• _Given data_
# # # #

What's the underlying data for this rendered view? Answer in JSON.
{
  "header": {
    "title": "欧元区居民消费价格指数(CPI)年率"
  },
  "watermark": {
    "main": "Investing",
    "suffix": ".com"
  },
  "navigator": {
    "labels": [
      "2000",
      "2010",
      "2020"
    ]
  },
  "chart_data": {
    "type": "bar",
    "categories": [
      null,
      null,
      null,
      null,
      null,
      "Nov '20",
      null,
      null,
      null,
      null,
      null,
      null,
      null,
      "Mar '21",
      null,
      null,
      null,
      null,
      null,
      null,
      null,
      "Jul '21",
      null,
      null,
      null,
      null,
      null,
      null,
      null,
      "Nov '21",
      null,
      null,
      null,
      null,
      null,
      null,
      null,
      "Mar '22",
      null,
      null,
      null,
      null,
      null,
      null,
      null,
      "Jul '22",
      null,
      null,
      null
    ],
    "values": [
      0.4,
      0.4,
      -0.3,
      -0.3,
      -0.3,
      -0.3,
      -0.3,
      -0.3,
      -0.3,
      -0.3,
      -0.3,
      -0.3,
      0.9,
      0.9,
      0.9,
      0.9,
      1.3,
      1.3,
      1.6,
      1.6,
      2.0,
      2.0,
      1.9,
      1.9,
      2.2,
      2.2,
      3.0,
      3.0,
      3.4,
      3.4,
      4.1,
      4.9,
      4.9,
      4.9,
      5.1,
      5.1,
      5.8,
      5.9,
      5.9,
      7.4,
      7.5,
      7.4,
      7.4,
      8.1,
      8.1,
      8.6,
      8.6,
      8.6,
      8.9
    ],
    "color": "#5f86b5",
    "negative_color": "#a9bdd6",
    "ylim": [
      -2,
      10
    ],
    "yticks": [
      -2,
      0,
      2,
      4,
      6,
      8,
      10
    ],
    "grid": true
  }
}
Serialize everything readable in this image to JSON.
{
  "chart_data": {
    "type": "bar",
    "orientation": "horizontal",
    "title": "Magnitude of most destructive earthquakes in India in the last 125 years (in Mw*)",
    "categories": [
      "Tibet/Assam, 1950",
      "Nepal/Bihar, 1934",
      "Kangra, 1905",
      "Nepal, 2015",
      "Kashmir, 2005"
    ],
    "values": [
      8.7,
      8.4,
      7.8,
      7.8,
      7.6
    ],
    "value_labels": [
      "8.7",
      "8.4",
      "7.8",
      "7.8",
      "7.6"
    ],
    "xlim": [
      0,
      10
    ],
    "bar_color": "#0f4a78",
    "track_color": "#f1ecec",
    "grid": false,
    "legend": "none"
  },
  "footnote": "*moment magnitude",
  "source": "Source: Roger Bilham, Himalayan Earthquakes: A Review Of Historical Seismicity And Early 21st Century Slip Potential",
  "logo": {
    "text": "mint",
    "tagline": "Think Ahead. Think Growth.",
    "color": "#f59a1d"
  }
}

# # # #

• _Prompt_
Copy out every line of the material above that mentions the word "JSON".

• _Result of this task_
What's the underlying data for this rendered view? Answer in JSON.
Serialize everything readable in this image to JSON.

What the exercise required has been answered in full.